Leave out the pictures and copy every record exactly.

##########

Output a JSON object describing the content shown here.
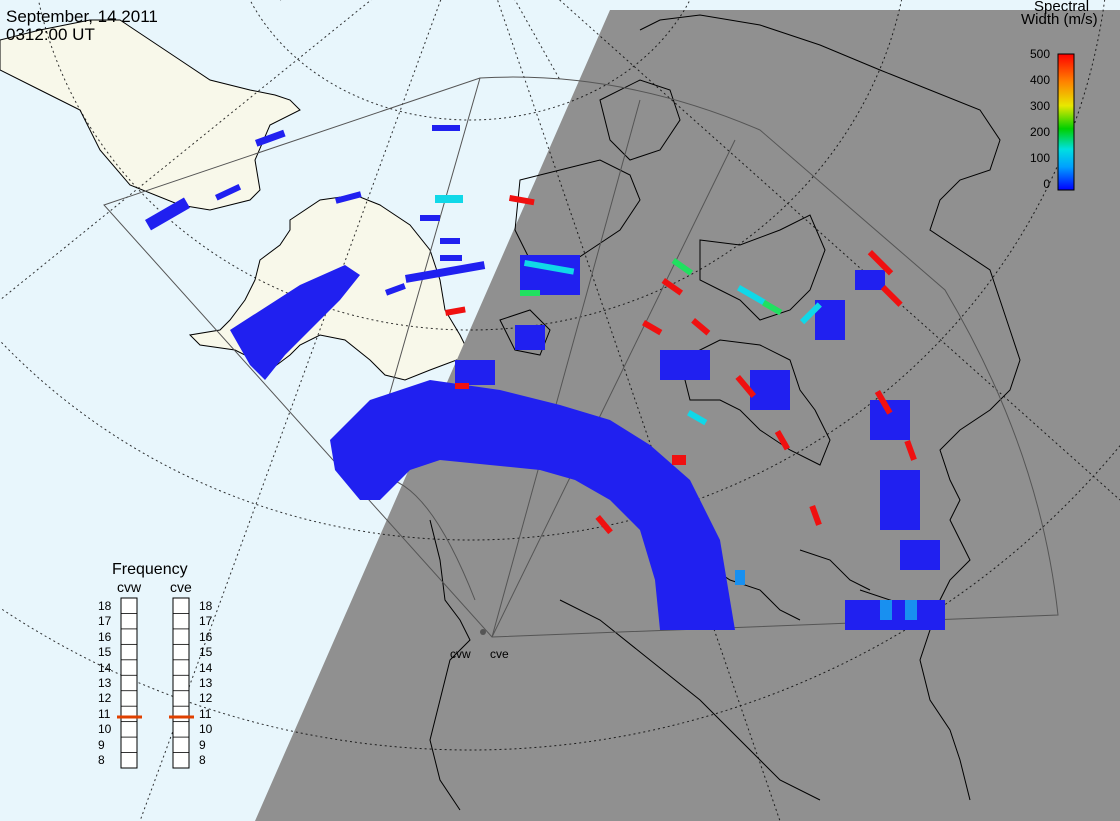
{
  "header": {
    "date": "September, 14 2011",
    "time": "0312:00 UT"
  },
  "colorbar": {
    "title_line1": "Spectral",
    "title_line2": "Width (m/s)",
    "ticks": [
      "500",
      "400",
      "300",
      "200",
      "100",
      "0"
    ],
    "range": [
      0,
      500
    ],
    "stops": [
      "#0000ff",
      "#00a0ff",
      "#00e0e0",
      "#00d000",
      "#e8e800",
      "#ff8000",
      "#ff0000"
    ]
  },
  "frequency": {
    "title": "Frequency",
    "radars": [
      {
        "name": "cvw",
        "value": 10.8
      },
      {
        "name": "cve",
        "value": 10.8
      }
    ],
    "ticks": [
      "18",
      "17",
      "16",
      "15",
      "14",
      "13",
      "12",
      "11",
      "10",
      "9",
      "8"
    ],
    "range": [
      8,
      18
    ]
  },
  "radar_sites": [
    {
      "name": "cvw"
    },
    {
      "name": "cve"
    }
  ],
  "colors": {
    "ocean": "#e8f6fc",
    "land_day": "#f8f8ea",
    "night": "#909090",
    "scatter_low": "#2020f0",
    "scatter_mid": "#1890f0",
    "scatter_cyan": "#10d8e8",
    "scatter_green": "#20e060",
    "scatter_red": "#f01010"
  }
}
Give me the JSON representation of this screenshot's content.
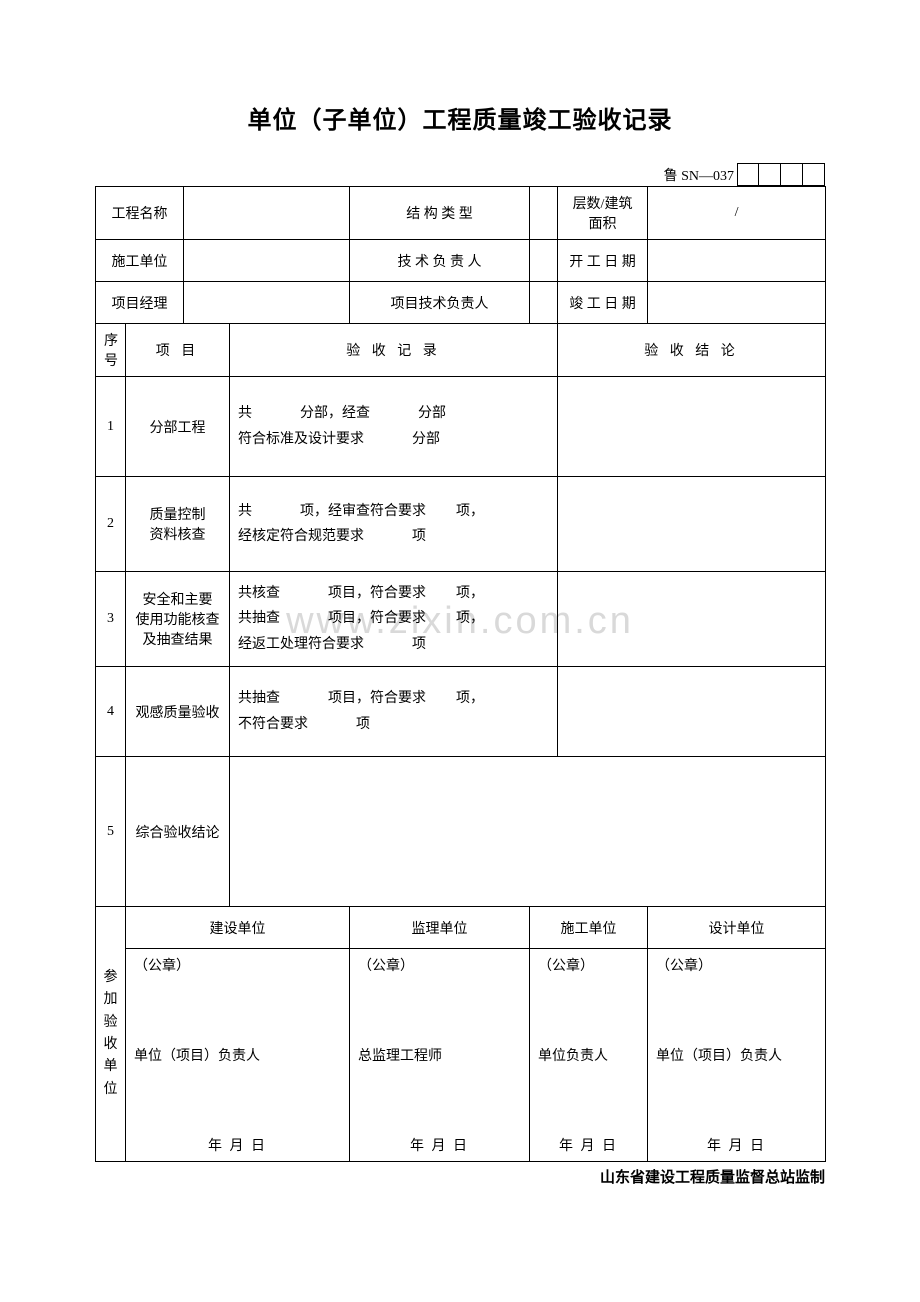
{
  "title": "单位（子单位）工程质量竣工验收记录",
  "formCode": "鲁 SN—037",
  "info": {
    "projectNameLabel": "工程名称",
    "structureTypeLabel": "结 构 类 型",
    "floorsAreaLabel": "层数/建筑面积",
    "floorsAreaValue": "/",
    "constructionUnitLabel": "施工单位",
    "techLeaderLabel": "技 术 负 责 人",
    "startDateLabel": "开 工 日 期",
    "pmLabel": "项目经理",
    "projectTechLeaderLabel": "项目技术负责人",
    "completionDateLabel": "竣 工 日 期"
  },
  "headers": {
    "seq": "序号",
    "item": "项   目",
    "record": "验 收 记 录",
    "conclusion": "验 收 结 论"
  },
  "rows": [
    {
      "seq": "1",
      "item": "分部工程",
      "record": "共<span class='fill-gap'></span>分部，经查<span class='fill-gap'></span>分部<br>符合标准及设计要求<span class='fill-gap'></span>分部"
    },
    {
      "seq": "2",
      "item": "质量控制<br>资料核查",
      "record": "共<span class='fill-gap'></span>项，经审查符合要求<span class='fill-gap-sm'></span>项，<br>经核定符合规范要求<span class='fill-gap'></span>项"
    },
    {
      "seq": "3",
      "item": "安全和主要<br>使用功能核查<br>及抽查结果",
      "record": "共核查<span class='fill-gap'></span>项目，符合要求<span class='fill-gap-sm'></span>项，<br>共抽查<span class='fill-gap'></span>项目，符合要求<span class='fill-gap-sm'></span>项，<br>经返工处理符合要求<span class='fill-gap'></span>项"
    },
    {
      "seq": "4",
      "item": "观感质量验收",
      "record": "共抽查<span class='fill-gap'></span>项目，符合要求<span class='fill-gap-sm'></span>项，<br>不符合要求<span class='fill-gap'></span>项"
    },
    {
      "seq": "5",
      "item": "综合验收结论",
      "record": ""
    }
  ],
  "participants": {
    "sideLabel": "参加验收单位",
    "units": [
      {
        "name": "建设单位",
        "seal": "（公章）",
        "role": "单位（项目）负责人"
      },
      {
        "name": "监理单位",
        "seal": "（公章）",
        "role": "总监理工程师"
      },
      {
        "name": "施工单位",
        "seal": "（公章）",
        "role": "单位负责人"
      },
      {
        "name": "设计单位",
        "seal": "（公章）",
        "role": "单位（项目）负责人"
      }
    ],
    "dateLabel": "年   月   日"
  },
  "footer": "山东省建设工程质量监督总站监制",
  "watermark": "www.zixin.com.cn"
}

##########

• _Solution to this problem_:
Output a JSON object describing the content shown here.
{
  "header": {
    "date": "September, 14 2011",
    "time": "0312:00 UT"
  },
  "colorbar": {
    "title_line1": "Spectral",
    "title_line2": "Width (m/s)",
    "ticks": [
      "500",
      "400",
      "300",
      "200",
      "100",
      "0"
    ],
    "range": [
      0,
      500
    ],
    "stops": [
      "#0000ff",
      "#00a0ff",
      "#00e0e0",
      "#00d000",
      "#e8e800",
      "#ff8000",
      "#ff0000"
    ]
  },
  "frequency": {
    "title": "Frequency",
    "radars": [
      {
        "name": "cvw",
        "value": 10.8
      },
      {
        "name": "cve",
        "value": 10.8
      }
    ],
    "ticks": [
      "18",
      "17",
      "16",
      "15",
      "14",
      "13",
      "12",
      "11",
      "10",
      "9",
      "8"
    ],
    "range": [
      8,
      18
    ]
  },
  "radar_sites": [
    {
      "name": "cvw"
    },
    {
      "name": "cve"
    }
  ],
  "colors": {
    "ocean": "#e8f6fc",
    "land_day": "#f8f8ea",
    "night": "#909090",
    "scatter_low": "#2020f0",
    "scatter_mid": "#1890f0",
    "scatter_cyan": "#10d8e8",
    "scatter_green": "#20e060",
    "scatter_red": "#f01010"
  }
}
Give me the JSON representation of this screenshot's content.
{
  "title": "单位（子单位）工程质量竣工验收记录",
  "formCode": "鲁 SN—037",
  "info": {
    "projectNameLabel": "工程名称",
    "structureTypeLabel": "结 构 类 型",
    "floorsAreaLabel": "层数/建筑面积",
    "floorsAreaValue": "/",
    "constructionUnitLabel": "施工单位",
    "techLeaderLabel": "技 术 负 责 人",
    "startDateLabel": "开 工 日 期",
    "pmLabel": "项目经理",
    "projectTechLeaderLabel": "项目技术负责人",
    "completionDateLabel": "竣 工 日 期"
  },
  "headers": {
    "seq": "序号",
    "item": "项   目",
    "record": "验 收 记 录",
    "conclusion": "验 收 结 论"
  },
  "rows": [
    {
      "seq": "1",
      "item": "分部工程",
      "record": "共<span class='fill-gap'></span>分部，经查<span class='fill-gap'></span>分部<br>符合标准及设计要求<span class='fill-gap'></span>分部"
    },
    {
      "seq": "2",
      "item": "质量控制<br>资料核查",
      "record": "共<span class='fill-gap'></span>项，经审查符合要求<span class='fill-gap-sm'></span>项，<br>经核定符合规范要求<span class='fill-gap'></span>项"
    },
    {
      "seq": "3",
      "item": "安全和主要<br>使用功能核查<br>及抽查结果",
      "record": "共核查<span class='fill-gap'></span>项目，符合要求<span class='fill-gap-sm'></span>项，<br>共抽查<span class='fill-gap'></span>项目，符合要求<span class='fill-gap-sm'></span>项，<br>经返工处理符合要求<span class='fill-gap'></span>项"
    },
    {
      "seq": "4",
      "item": "观感质量验收",
      "record": "共抽查<span class='fill-gap'></span>项目，符合要求<span class='fill-gap-sm'></span>项，<br>不符合要求<span class='fill-gap'></span>项"
    },
    {
      "seq": "5",
      "item": "综合验收结论",
      "record": ""
    }
  ],
  "participants": {
    "sideLabel": "参加验收单位",
    "units": [
      {
        "name": "建设单位",
        "seal": "（公章）",
        "role": "单位（项目）负责人"
      },
      {
        "name": "监理单位",
        "seal": "（公章）",
        "role": "总监理工程师"
      },
      {
        "name": "施工单位",
        "seal": "（公章）",
        "role": "单位负责人"
      },
      {
        "name": "设计单位",
        "seal": "（公章）",
        "role": "单位（项目）负责人"
      }
    ],
    "dateLabel": "年   月   日"
  },
  "footer": "山东省建设工程质量监督总站监制",
  "watermark": "www.zixin.com.cn"
}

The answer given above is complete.